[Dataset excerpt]
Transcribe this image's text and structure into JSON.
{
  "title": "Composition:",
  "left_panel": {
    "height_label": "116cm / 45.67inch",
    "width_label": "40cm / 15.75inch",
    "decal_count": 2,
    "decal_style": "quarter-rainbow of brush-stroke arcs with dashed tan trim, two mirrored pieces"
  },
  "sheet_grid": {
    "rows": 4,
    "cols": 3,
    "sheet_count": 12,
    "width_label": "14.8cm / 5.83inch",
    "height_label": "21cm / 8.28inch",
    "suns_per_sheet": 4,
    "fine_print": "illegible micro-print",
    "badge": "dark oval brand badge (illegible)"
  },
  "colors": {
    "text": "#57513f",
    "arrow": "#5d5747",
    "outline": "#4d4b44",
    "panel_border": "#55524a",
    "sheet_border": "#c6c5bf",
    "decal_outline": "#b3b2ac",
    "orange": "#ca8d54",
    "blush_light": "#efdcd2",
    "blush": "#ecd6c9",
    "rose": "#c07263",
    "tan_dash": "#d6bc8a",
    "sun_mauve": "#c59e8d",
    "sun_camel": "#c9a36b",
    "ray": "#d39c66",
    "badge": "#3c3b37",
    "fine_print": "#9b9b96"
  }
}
* * *
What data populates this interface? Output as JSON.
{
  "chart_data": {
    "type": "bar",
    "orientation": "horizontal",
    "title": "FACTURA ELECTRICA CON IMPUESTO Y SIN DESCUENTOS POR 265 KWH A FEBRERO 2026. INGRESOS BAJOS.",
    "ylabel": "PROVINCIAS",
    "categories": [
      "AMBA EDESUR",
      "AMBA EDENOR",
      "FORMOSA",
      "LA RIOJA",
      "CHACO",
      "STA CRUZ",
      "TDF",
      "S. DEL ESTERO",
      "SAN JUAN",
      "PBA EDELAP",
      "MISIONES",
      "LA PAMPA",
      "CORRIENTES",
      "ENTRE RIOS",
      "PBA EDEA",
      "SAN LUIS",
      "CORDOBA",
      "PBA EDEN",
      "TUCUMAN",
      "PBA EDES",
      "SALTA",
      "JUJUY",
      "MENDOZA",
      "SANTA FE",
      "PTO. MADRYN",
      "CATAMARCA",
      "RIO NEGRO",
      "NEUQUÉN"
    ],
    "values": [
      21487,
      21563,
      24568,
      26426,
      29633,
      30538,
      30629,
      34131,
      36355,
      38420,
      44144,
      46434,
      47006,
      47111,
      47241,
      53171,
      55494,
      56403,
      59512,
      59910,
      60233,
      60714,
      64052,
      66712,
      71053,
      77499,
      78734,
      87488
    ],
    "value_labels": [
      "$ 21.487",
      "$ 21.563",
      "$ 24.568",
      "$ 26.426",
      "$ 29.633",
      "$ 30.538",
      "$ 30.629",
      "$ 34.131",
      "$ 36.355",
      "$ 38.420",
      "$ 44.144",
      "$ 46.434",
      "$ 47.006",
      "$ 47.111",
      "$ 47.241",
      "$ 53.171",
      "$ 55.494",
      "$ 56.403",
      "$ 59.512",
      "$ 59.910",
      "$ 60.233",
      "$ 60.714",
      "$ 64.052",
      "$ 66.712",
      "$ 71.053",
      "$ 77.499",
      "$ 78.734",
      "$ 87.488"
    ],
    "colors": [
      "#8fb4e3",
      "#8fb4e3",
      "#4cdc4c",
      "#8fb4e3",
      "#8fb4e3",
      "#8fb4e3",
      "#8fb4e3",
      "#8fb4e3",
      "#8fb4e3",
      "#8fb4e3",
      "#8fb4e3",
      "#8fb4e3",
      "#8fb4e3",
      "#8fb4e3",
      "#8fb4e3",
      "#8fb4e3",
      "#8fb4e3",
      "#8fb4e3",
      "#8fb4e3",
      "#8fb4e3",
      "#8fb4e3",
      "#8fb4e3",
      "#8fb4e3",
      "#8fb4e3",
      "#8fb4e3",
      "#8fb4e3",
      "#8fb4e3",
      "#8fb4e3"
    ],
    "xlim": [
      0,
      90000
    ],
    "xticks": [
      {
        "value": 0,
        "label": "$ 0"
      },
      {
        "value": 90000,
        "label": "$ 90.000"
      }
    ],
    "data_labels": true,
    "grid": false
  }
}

- PROBLEM: Locate and copy each line in the data above that includes the word "illegible".

- THE COMPLETED TASK:
    "fine_print": "illegible micro-print",
    "badge": "dark oval brand badge (illegible)"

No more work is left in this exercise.